**Given exercise:**
Go through the entries and transcribe each one exactly, dropping the pictures.

**Entries supplied:**
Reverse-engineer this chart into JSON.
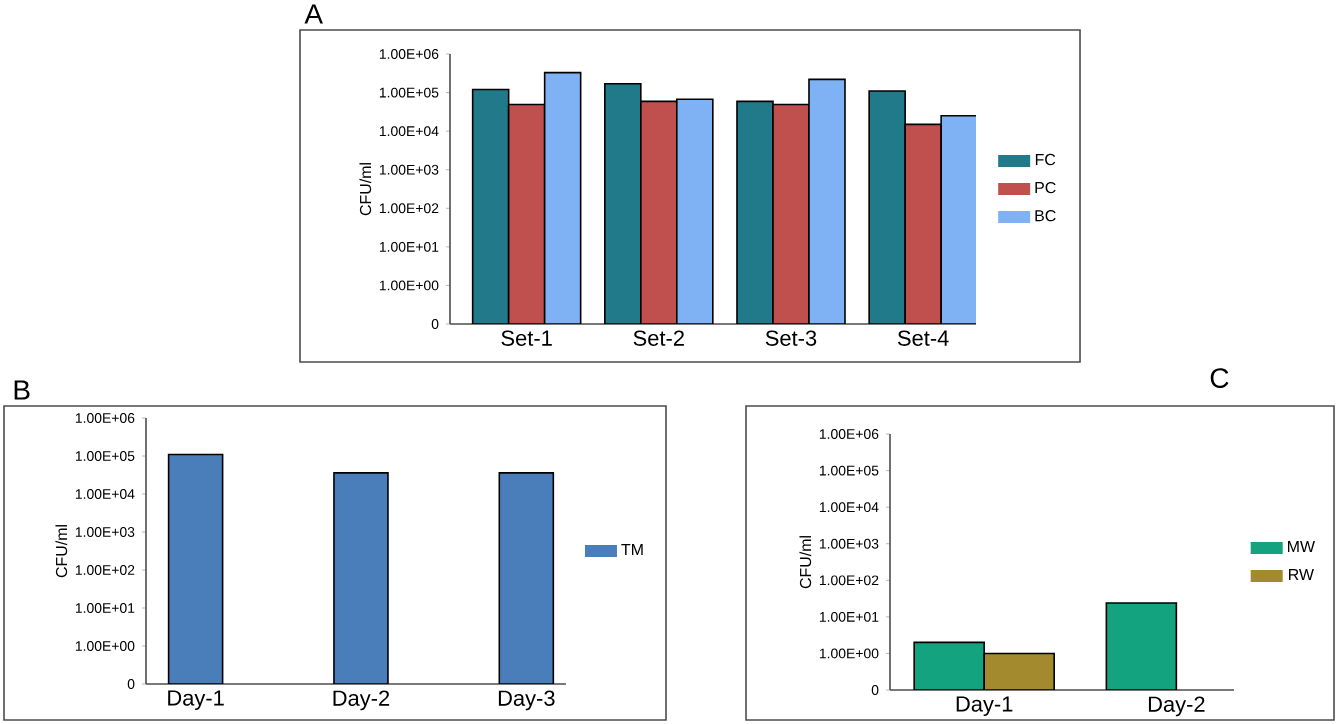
{
  "chart_data": [
    {
      "type": "bar",
      "title": "A",
      "ylabel": "CFU/ml",
      "categories": [
        "Set-1",
        "Set-2",
        "Set-3",
        "Set-4"
      ],
      "series": [
        {
          "name": "FC",
          "color": "#217a8a",
          "values": [
            120000,
            170000,
            59000,
            110000
          ]
        },
        {
          "name": "PC",
          "color": "#c0504d",
          "values": [
            49000,
            59000,
            49000,
            15000
          ]
        },
        {
          "name": "BC",
          "color": "#7fb2f5",
          "values": [
            330000,
            67000,
            220000,
            25000
          ]
        }
      ],
      "log": true,
      "ylim": [
        0.1,
        1000000
      ],
      "yticks": [
        {
          "value": 0.1,
          "label": "0"
        },
        {
          "value": 1,
          "label": "1.00E+00"
        },
        {
          "value": 10,
          "label": "1.00E+01"
        },
        {
          "value": 100,
          "label": "1.00E+02"
        },
        {
          "value": 1000,
          "label": "1.00E+03"
        },
        {
          "value": 10000,
          "label": "1.00E+04"
        },
        {
          "value": 100000,
          "label": "1.00E+05"
        },
        {
          "value": 1000000,
          "label": "1.00E+06"
        }
      ],
      "legend": "right"
    },
    {
      "type": "bar",
      "title": "B",
      "ylabel": "CFU/ml",
      "categories": [
        "Day-1",
        "Day-2",
        "Day-3"
      ],
      "series": [
        {
          "name": "TM",
          "color": "#4a7ebb",
          "values": [
            110000,
            36000,
            36000
          ]
        }
      ],
      "log": true,
      "ylim": [
        0.1,
        1000000
      ],
      "yticks": [
        {
          "value": 0.1,
          "label": "0"
        },
        {
          "value": 1,
          "label": "1.00E+00"
        },
        {
          "value": 10,
          "label": "1.00E+01"
        },
        {
          "value": 100,
          "label": "1.00E+02"
        },
        {
          "value": 1000,
          "label": "1.00E+03"
        },
        {
          "value": 10000,
          "label": "1.00E+04"
        },
        {
          "value": 100000,
          "label": "1.00E+05"
        },
        {
          "value": 1000000,
          "label": "1.00E+06"
        }
      ],
      "legend": "right"
    },
    {
      "type": "bar",
      "title": "C",
      "ylabel": "CFU/ml",
      "categories": [
        "Day-1",
        "Day-2"
      ],
      "series": [
        {
          "name": "MW",
          "color": "#14a37f",
          "values": [
            2,
            24
          ]
        },
        {
          "name": "RW",
          "color": "#a38a2e",
          "values": [
            1,
            null
          ]
        }
      ],
      "log": true,
      "ylim": [
        0.1,
        1000000
      ],
      "yticks": [
        {
          "value": 0.1,
          "label": "0"
        },
        {
          "value": 1,
          "label": "1.00E+00"
        },
        {
          "value": 10,
          "label": "1.00E+01"
        },
        {
          "value": 100,
          "label": "1.00E+02"
        },
        {
          "value": 1000,
          "label": "1.00E+03"
        },
        {
          "value": 10000,
          "label": "1.00E+04"
        },
        {
          "value": 100000,
          "label": "1.00E+05"
        },
        {
          "value": 1000000,
          "label": "1.00E+06"
        }
      ],
      "legend": "right"
    }
  ]
}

**Task answer:**
Reverse-engineer this chart into JSON.
{
  "chart_data": [
    {
      "type": "bar",
      "title": "A",
      "ylabel": "CFU/ml",
      "categories": [
        "Set-1",
        "Set-2",
        "Set-3",
        "Set-4"
      ],
      "series": [
        {
          "name": "FC",
          "color": "#217a8a",
          "values": [
            120000,
            170000,
            59000,
            110000
          ]
        },
        {
          "name": "PC",
          "color": "#c0504d",
          "values": [
            49000,
            59000,
            49000,
            15000
          ]
        },
        {
          "name": "BC",
          "color": "#7fb2f5",
          "values": [
            330000,
            67000,
            220000,
            25000
          ]
        }
      ],
      "log": true,
      "ylim": [
        0.1,
        1000000
      ],
      "yticks": [
        {
          "value": 0.1,
          "label": "0"
        },
        {
          "value": 1,
          "label": "1.00E+00"
        },
        {
          "value": 10,
          "label": "1.00E+01"
        },
        {
          "value": 100,
          "label": "1.00E+02"
        },
        {
          "value": 1000,
          "label": "1.00E+03"
        },
        {
          "value": 10000,
          "label": "1.00E+04"
        },
        {
          "value": 100000,
          "label": "1.00E+05"
        },
        {
          "value": 1000000,
          "label": "1.00E+06"
        }
      ],
      "legend": "right"
    },
    {
      "type": "bar",
      "title": "B",
      "ylabel": "CFU/ml",
      "categories": [
        "Day-1",
        "Day-2",
        "Day-3"
      ],
      "series": [
        {
          "name": "TM",
          "color": "#4a7ebb",
          "values": [
            110000,
            36000,
            36000
          ]
        }
      ],
      "log": true,
      "ylim": [
        0.1,
        1000000
      ],
      "yticks": [
        {
          "value": 0.1,
          "label": "0"
        },
        {
          "value": 1,
          "label": "1.00E+00"
        },
        {
          "value": 10,
          "label": "1.00E+01"
        },
        {
          "value": 100,
          "label": "1.00E+02"
        },
        {
          "value": 1000,
          "label": "1.00E+03"
        },
        {
          "value": 10000,
          "label": "1.00E+04"
        },
        {
          "value": 100000,
          "label": "1.00E+05"
        },
        {
          "value": 1000000,
          "label": "1.00E+06"
        }
      ],
      "legend": "right"
    },
    {
      "type": "bar",
      "title": "C",
      "ylabel": "CFU/ml",
      "categories": [
        "Day-1",
        "Day-2"
      ],
      "series": [
        {
          "name": "MW",
          "color": "#14a37f",
          "values": [
            2,
            24
          ]
        },
        {
          "name": "RW",
          "color": "#a38a2e",
          "values": [
            1,
            null
          ]
        }
      ],
      "log": true,
      "ylim": [
        0.1,
        1000000
      ],
      "yticks": [
        {
          "value": 0.1,
          "label": "0"
        },
        {
          "value": 1,
          "label": "1.00E+00"
        },
        {
          "value": 10,
          "label": "1.00E+01"
        },
        {
          "value": 100,
          "label": "1.00E+02"
        },
        {
          "value": 1000,
          "label": "1.00E+03"
        },
        {
          "value": 10000,
          "label": "1.00E+04"
        },
        {
          "value": 100000,
          "label": "1.00E+05"
        },
        {
          "value": 1000000,
          "label": "1.00E+06"
        }
      ],
      "legend": "right"
    }
  ]
}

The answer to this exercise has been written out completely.